*What to work on*
Report every line below that holds the word "şcolară".

# # #

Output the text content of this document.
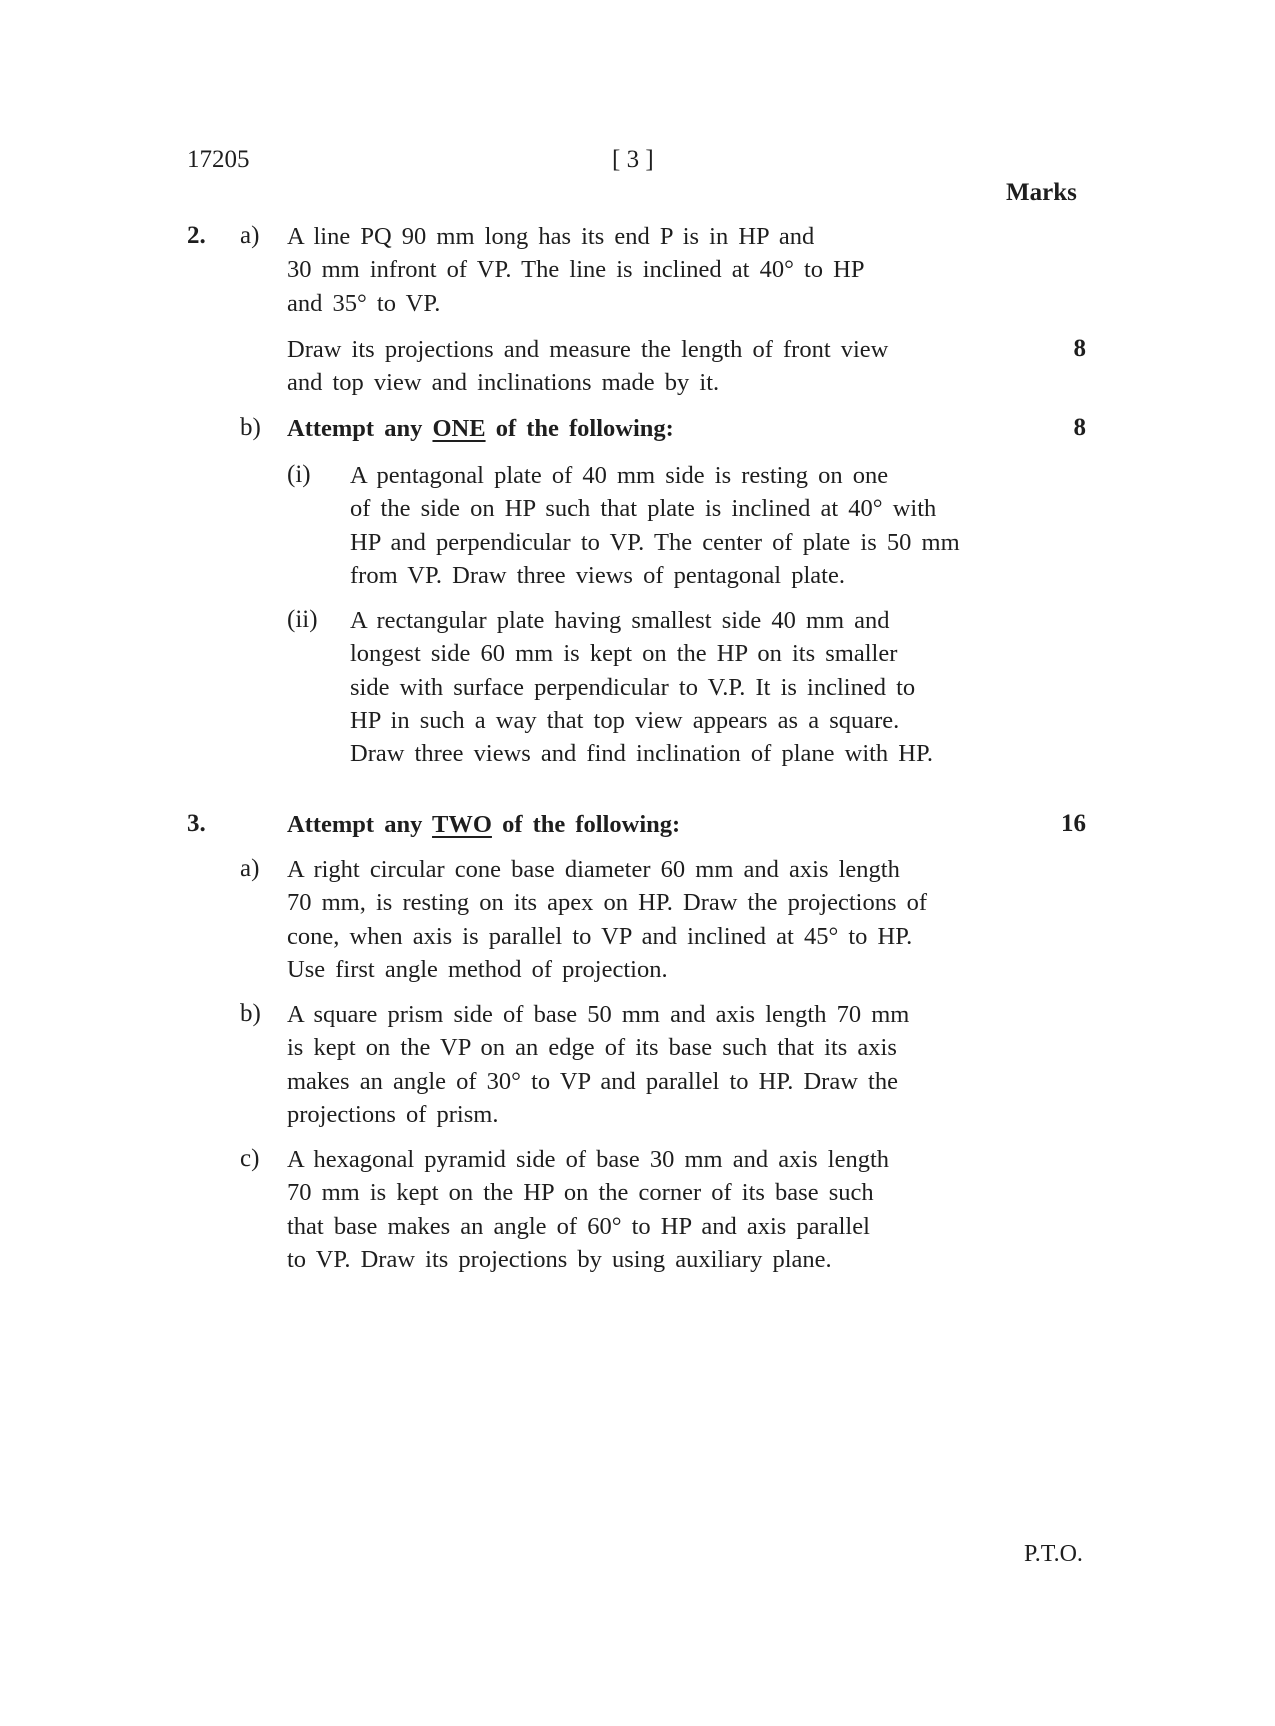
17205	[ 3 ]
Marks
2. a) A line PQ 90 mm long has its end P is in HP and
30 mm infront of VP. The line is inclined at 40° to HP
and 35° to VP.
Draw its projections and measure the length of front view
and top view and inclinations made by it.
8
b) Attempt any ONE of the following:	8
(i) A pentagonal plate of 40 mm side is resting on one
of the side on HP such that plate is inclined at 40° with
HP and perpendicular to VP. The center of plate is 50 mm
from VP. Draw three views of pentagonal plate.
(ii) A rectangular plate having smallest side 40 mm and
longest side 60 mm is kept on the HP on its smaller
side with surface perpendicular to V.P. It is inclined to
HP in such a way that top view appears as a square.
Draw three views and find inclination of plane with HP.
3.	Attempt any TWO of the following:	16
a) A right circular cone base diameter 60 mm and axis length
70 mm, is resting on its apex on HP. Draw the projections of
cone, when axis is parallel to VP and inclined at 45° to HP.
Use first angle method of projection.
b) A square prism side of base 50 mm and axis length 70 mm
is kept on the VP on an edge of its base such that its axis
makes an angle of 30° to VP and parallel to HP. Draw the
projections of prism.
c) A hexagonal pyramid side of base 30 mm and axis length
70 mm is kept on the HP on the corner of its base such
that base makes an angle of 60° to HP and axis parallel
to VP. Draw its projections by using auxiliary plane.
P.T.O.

# # #

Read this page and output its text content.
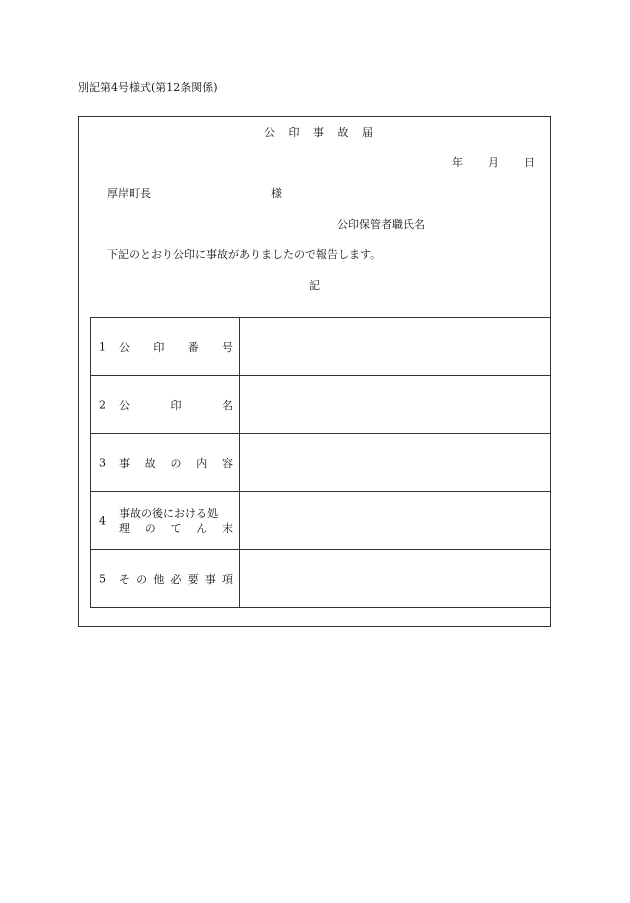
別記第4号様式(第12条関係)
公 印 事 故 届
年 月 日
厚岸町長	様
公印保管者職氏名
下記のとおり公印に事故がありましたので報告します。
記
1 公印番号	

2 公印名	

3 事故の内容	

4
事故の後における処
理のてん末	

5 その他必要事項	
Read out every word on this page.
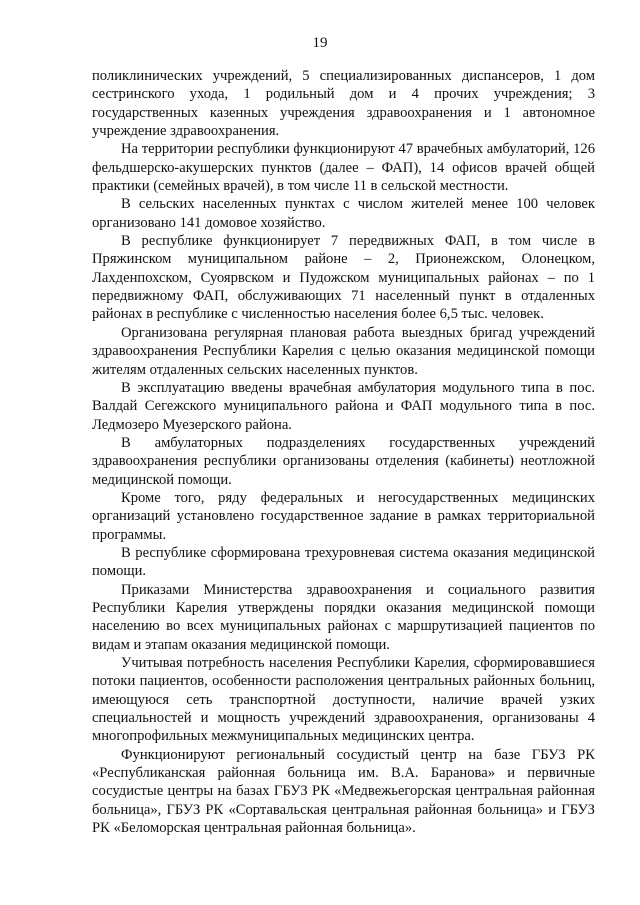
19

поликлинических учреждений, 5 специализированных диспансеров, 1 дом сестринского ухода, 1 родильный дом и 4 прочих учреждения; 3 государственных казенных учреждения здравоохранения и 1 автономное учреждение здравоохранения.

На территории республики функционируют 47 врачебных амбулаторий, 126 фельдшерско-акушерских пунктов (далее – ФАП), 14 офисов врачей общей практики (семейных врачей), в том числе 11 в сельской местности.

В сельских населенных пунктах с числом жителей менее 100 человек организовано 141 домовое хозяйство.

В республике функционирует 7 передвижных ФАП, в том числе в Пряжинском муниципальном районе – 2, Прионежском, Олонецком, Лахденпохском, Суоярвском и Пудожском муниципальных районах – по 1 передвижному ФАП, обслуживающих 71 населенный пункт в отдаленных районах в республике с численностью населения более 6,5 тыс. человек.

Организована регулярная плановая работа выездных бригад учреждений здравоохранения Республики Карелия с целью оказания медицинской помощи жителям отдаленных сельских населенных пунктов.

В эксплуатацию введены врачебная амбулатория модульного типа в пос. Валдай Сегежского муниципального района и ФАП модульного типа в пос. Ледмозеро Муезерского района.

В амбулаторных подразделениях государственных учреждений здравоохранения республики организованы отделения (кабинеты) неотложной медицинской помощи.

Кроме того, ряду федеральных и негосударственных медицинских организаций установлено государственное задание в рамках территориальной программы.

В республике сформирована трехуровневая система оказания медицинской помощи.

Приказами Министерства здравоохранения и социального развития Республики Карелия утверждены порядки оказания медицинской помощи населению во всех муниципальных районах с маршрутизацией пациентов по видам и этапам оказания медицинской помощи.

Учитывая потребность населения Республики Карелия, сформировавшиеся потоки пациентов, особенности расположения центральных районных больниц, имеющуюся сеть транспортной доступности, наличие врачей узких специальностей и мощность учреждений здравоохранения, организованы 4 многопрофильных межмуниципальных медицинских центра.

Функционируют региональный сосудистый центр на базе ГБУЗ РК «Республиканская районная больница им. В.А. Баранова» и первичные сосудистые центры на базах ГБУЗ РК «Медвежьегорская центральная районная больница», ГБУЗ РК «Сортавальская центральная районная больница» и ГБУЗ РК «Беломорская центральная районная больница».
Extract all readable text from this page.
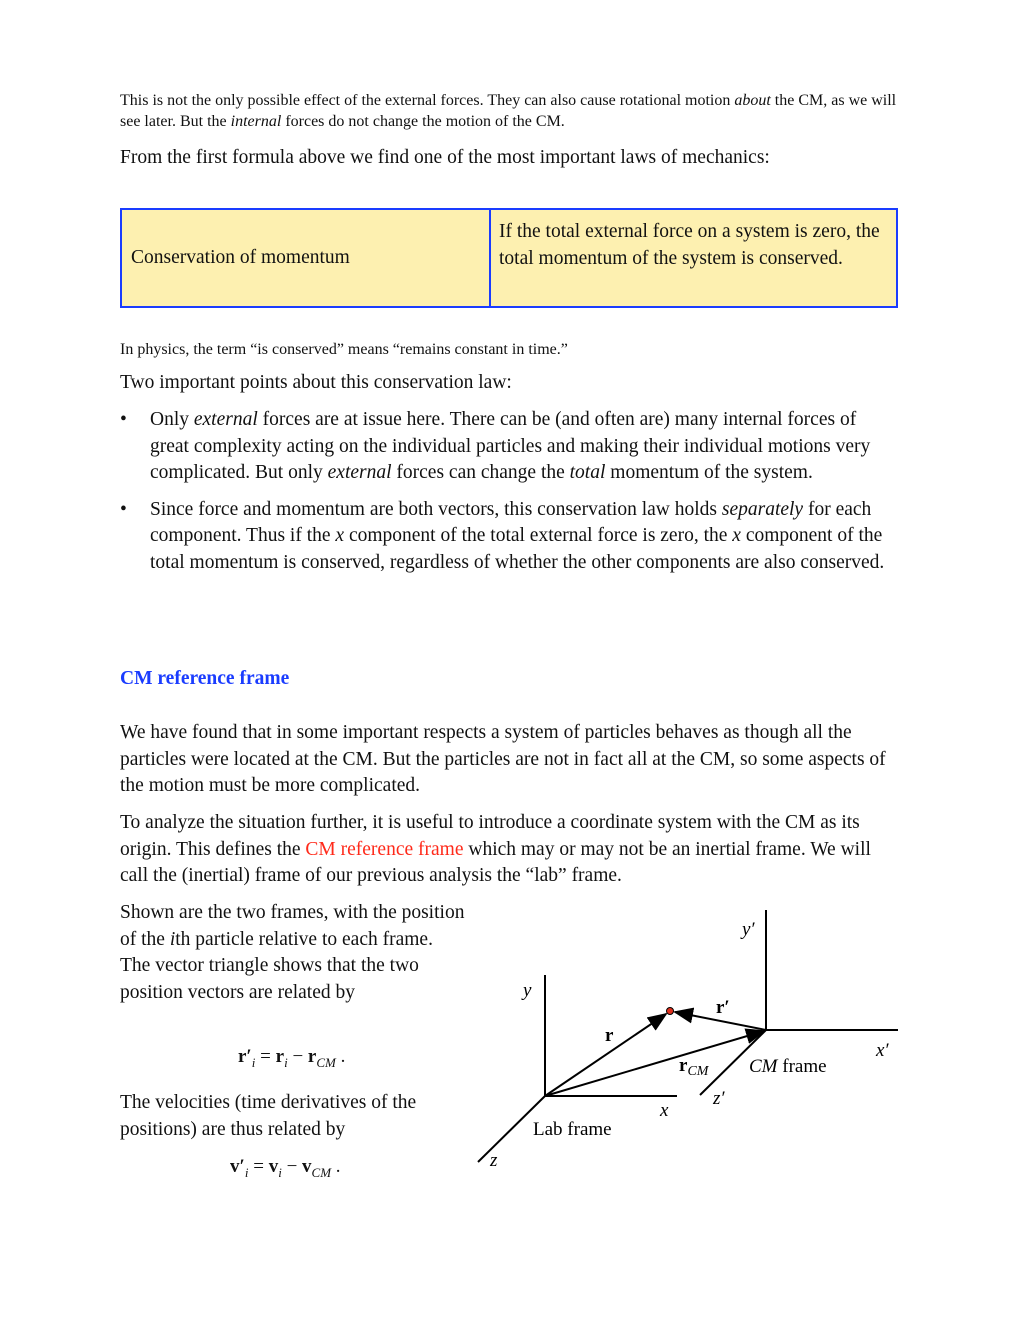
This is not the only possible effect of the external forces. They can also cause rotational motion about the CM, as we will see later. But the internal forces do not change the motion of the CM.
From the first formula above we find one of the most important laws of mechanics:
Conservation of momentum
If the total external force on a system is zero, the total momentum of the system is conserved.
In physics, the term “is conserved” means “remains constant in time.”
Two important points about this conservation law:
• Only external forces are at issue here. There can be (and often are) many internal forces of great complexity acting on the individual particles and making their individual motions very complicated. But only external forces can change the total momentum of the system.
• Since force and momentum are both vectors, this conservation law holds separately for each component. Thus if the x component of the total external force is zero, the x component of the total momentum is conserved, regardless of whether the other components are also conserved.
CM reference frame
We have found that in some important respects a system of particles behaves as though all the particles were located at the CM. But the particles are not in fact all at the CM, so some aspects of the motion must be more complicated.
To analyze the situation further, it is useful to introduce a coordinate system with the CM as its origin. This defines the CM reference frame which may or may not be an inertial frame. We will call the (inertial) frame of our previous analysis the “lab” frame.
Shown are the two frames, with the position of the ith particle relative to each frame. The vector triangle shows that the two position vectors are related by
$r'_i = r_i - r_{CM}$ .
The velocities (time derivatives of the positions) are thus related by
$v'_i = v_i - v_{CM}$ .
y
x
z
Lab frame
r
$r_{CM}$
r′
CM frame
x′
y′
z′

# # #

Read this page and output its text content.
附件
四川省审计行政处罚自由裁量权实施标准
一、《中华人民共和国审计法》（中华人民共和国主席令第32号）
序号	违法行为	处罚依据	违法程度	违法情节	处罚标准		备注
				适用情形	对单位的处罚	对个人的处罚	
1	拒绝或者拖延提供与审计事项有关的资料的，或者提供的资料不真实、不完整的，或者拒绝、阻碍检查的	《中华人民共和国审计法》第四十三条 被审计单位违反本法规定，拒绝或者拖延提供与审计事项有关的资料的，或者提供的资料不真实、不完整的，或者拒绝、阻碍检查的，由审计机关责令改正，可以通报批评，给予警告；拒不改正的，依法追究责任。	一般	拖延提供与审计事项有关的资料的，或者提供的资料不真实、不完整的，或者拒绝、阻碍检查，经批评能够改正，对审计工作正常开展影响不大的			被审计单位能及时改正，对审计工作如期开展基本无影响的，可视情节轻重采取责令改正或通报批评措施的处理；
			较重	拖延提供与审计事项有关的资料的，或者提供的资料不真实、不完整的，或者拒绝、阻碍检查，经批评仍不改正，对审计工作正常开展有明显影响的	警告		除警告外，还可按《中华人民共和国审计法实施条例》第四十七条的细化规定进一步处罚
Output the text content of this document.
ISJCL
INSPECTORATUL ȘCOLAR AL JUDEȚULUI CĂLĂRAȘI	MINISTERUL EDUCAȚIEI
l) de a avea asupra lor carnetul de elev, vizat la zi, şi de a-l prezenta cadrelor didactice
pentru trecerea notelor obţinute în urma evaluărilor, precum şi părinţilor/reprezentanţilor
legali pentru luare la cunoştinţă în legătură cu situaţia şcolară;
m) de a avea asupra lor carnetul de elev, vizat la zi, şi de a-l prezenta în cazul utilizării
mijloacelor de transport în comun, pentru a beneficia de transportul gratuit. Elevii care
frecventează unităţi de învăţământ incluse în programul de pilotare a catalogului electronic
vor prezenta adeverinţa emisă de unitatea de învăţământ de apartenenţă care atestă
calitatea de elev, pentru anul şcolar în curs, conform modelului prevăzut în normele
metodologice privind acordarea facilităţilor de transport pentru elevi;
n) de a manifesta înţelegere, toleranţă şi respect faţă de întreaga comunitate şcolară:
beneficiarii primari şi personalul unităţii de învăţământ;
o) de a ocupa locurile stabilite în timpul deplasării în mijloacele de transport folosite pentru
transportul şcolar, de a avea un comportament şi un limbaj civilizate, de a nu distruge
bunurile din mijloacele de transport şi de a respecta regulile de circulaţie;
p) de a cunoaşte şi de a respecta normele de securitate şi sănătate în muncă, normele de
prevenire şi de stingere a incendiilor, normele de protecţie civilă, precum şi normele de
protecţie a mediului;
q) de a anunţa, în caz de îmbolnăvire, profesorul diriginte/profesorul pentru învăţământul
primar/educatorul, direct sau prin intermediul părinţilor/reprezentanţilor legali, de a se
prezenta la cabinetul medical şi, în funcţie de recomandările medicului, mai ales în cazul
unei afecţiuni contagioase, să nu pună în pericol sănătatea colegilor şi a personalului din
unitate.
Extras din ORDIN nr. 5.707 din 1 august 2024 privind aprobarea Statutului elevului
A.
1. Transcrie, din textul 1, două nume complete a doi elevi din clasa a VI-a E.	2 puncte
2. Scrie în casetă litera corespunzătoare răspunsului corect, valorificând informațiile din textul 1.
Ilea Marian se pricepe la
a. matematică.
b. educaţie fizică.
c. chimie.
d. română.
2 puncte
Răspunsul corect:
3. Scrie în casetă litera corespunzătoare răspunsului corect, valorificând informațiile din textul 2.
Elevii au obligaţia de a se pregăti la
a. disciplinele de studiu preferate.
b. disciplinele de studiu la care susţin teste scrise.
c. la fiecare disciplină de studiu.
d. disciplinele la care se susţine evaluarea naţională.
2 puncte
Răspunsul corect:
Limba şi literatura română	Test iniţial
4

# # #

*Output*
legali pentru luare la cunoştinţă în legătură cu situaţia şcolară;
n) de a manifesta înţelegere, toleranţă şi respect faţă de întreaga comunitate şcolară:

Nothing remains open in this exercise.